Prompt >> Set out each line from the following listing that includes the word "Sejarah".

Data entries >>
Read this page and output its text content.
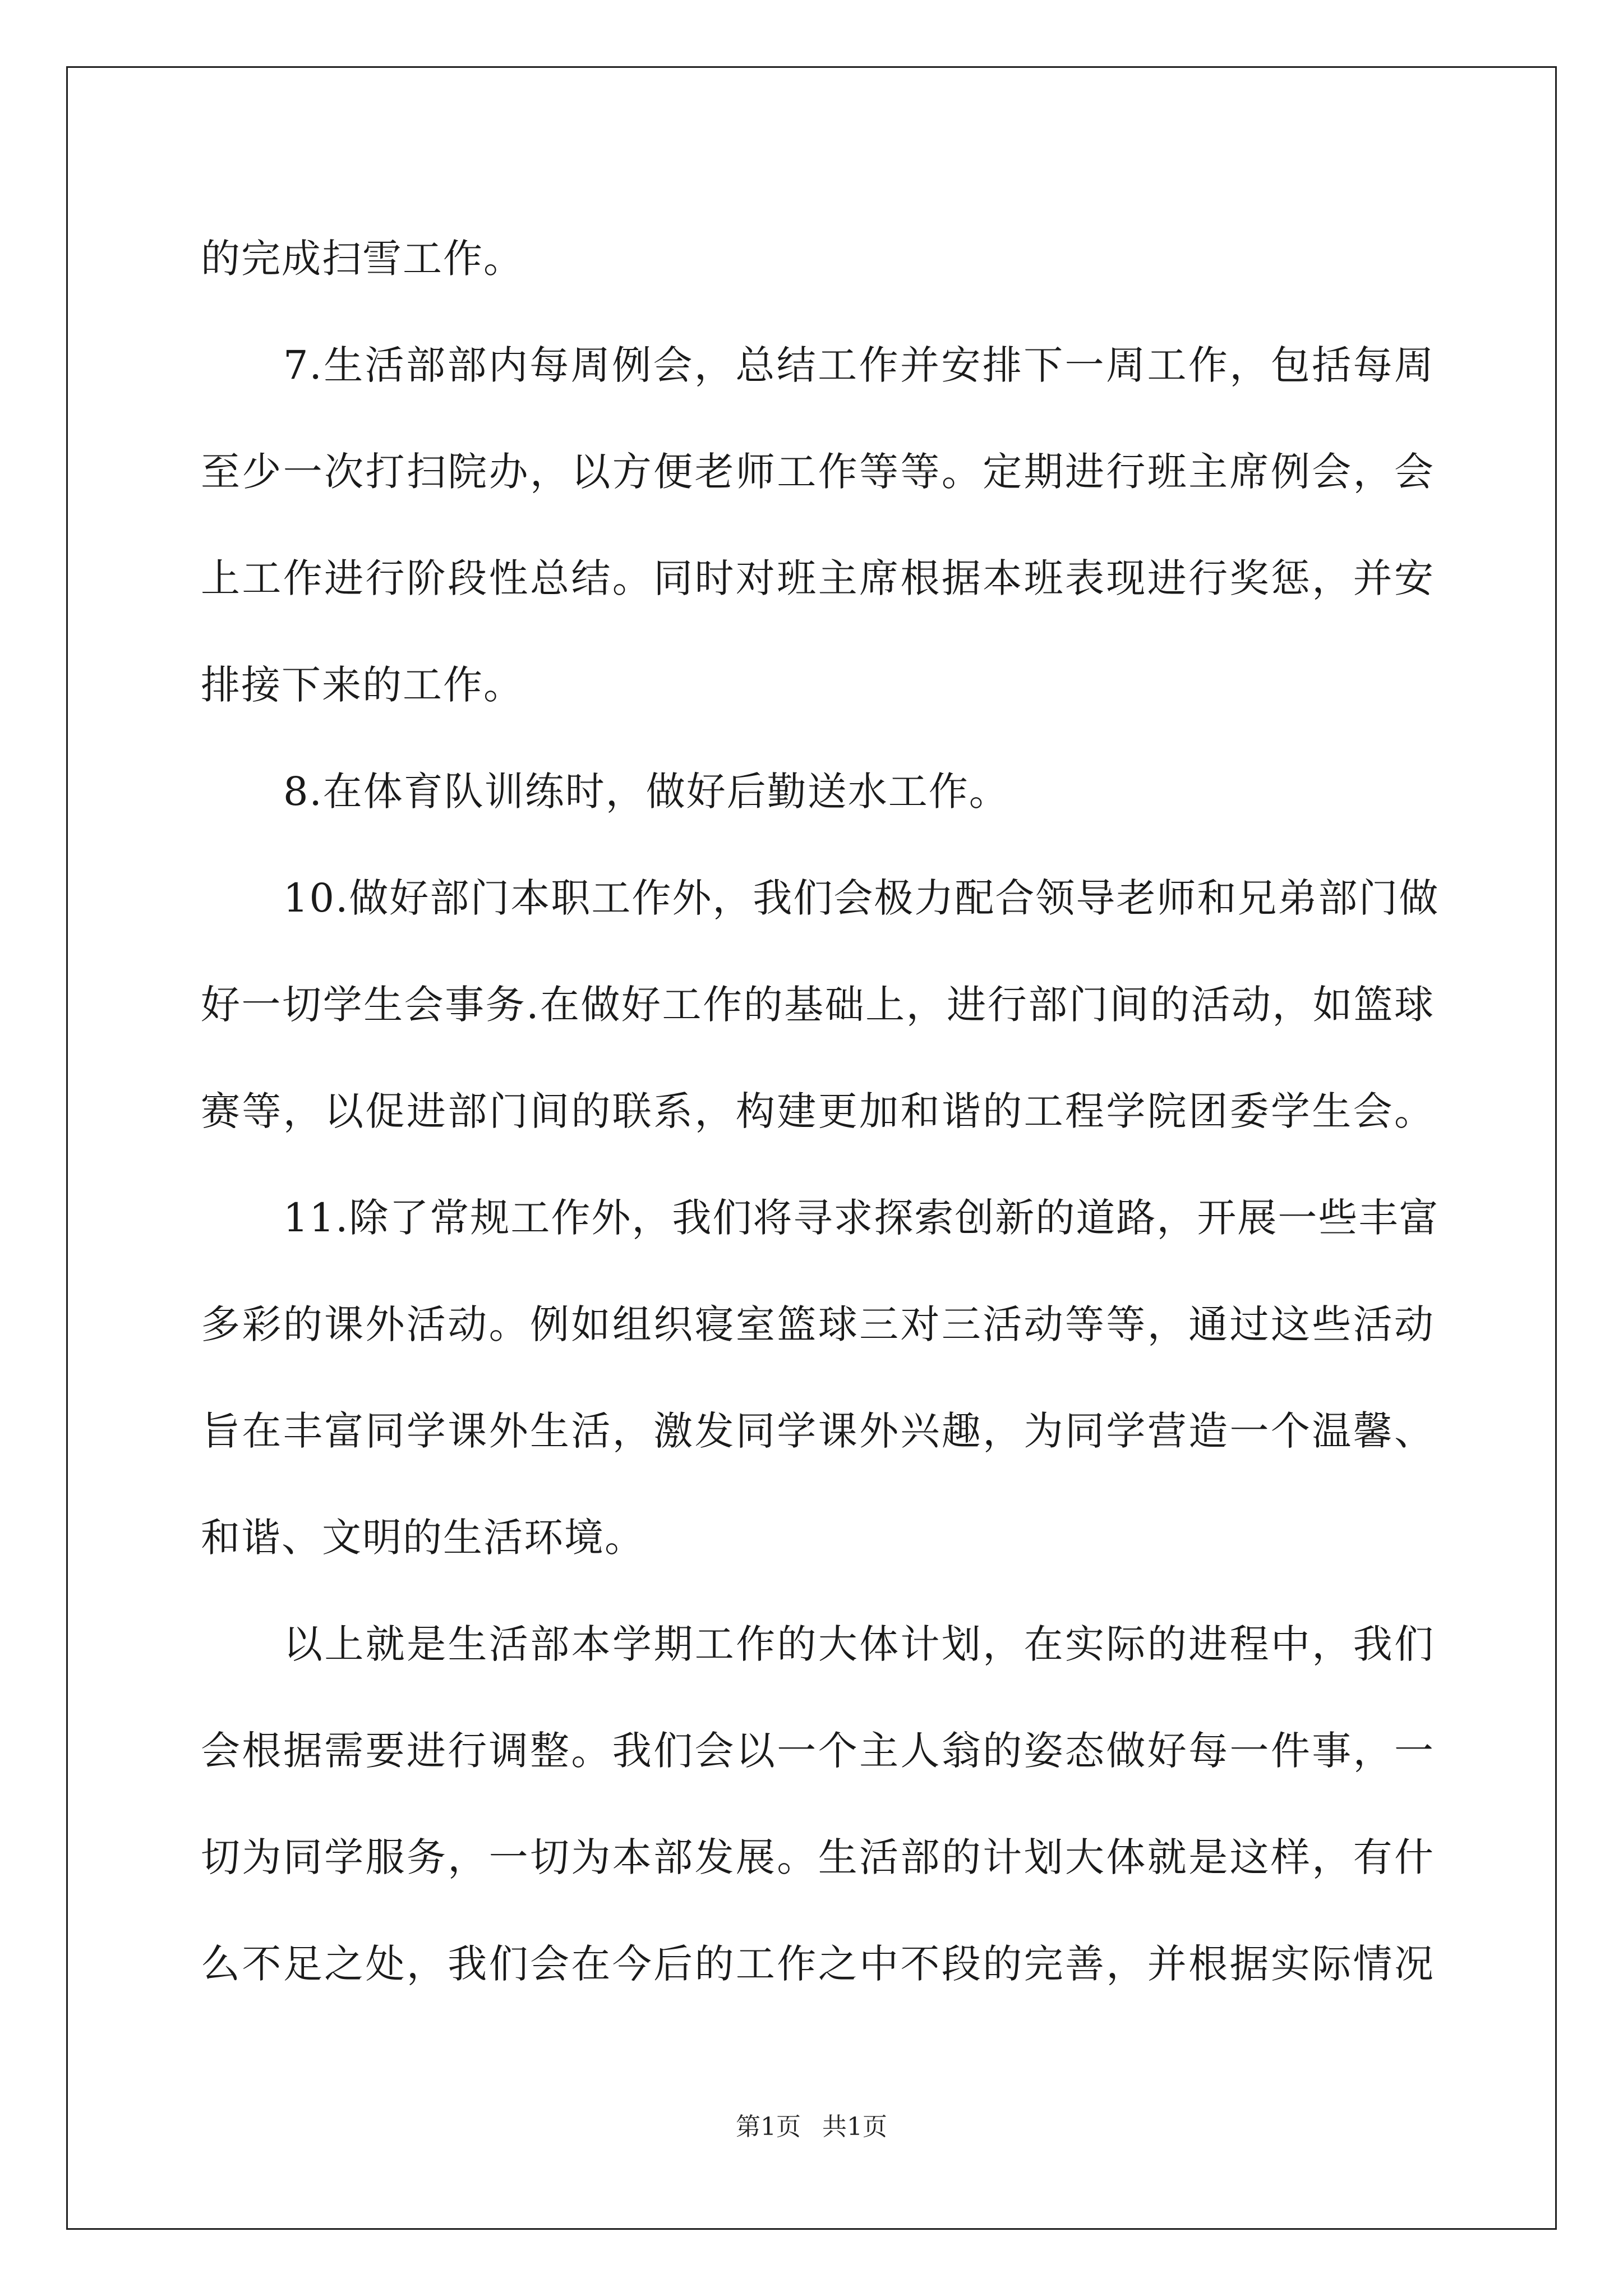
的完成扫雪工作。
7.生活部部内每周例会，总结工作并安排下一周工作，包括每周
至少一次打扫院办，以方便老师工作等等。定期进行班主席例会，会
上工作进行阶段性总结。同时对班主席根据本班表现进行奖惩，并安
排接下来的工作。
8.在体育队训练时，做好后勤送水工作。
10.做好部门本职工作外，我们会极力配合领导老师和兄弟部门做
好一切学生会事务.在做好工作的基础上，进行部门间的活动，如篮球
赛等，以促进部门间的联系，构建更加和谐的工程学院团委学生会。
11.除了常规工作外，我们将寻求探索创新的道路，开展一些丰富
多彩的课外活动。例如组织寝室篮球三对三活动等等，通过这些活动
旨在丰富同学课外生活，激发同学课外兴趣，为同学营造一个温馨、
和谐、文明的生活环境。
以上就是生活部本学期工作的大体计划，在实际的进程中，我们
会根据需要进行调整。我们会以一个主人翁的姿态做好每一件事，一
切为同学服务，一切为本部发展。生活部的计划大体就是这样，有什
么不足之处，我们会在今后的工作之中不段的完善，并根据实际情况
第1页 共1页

* * *

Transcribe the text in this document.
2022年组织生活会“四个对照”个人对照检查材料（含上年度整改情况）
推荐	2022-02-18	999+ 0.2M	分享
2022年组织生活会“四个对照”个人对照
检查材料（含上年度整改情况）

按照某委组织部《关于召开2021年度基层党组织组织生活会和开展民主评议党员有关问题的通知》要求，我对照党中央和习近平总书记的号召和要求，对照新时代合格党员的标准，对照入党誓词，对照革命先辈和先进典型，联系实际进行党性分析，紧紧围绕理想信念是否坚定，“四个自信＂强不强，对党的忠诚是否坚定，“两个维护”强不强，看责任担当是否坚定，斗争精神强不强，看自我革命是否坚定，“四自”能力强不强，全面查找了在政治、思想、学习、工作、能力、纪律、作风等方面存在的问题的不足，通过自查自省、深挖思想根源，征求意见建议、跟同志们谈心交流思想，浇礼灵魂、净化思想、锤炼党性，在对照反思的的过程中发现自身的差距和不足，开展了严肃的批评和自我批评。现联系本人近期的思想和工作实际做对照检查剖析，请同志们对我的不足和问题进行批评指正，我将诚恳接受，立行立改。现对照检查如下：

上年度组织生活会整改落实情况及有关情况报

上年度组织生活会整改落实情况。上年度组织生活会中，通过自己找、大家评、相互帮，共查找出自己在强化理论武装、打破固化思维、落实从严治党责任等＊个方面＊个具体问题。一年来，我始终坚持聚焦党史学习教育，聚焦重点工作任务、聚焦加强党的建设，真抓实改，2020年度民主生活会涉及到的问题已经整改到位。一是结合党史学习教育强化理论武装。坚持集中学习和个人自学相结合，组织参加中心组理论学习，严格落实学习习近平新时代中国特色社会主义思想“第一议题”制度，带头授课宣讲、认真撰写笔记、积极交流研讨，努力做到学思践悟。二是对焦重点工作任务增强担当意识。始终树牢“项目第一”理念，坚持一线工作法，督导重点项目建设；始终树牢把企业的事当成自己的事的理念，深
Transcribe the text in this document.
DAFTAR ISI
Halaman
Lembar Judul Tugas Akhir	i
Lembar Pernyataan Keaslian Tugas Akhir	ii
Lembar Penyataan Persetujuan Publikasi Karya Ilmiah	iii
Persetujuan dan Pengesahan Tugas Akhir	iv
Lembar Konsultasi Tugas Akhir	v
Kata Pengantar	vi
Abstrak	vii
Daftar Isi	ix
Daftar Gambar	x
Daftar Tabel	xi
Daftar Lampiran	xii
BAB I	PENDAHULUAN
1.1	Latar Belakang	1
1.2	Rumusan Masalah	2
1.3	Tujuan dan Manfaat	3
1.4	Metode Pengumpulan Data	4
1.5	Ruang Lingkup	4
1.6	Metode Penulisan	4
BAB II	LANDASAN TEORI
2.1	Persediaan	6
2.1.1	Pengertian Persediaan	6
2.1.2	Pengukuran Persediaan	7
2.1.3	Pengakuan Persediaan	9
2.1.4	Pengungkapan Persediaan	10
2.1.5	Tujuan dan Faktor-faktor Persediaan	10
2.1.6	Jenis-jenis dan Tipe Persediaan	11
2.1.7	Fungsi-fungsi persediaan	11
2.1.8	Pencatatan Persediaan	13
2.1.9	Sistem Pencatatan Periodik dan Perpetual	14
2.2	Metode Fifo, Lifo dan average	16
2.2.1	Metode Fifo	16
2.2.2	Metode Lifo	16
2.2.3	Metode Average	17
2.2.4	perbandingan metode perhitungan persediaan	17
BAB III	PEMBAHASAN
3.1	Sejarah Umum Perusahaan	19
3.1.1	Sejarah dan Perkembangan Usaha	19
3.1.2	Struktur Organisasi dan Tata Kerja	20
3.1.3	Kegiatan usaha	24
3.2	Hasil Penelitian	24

Result >>
3.1	Sejarah Umum Perusahaan	19
3.1.1	Sejarah dan Perkembangan Usaha	19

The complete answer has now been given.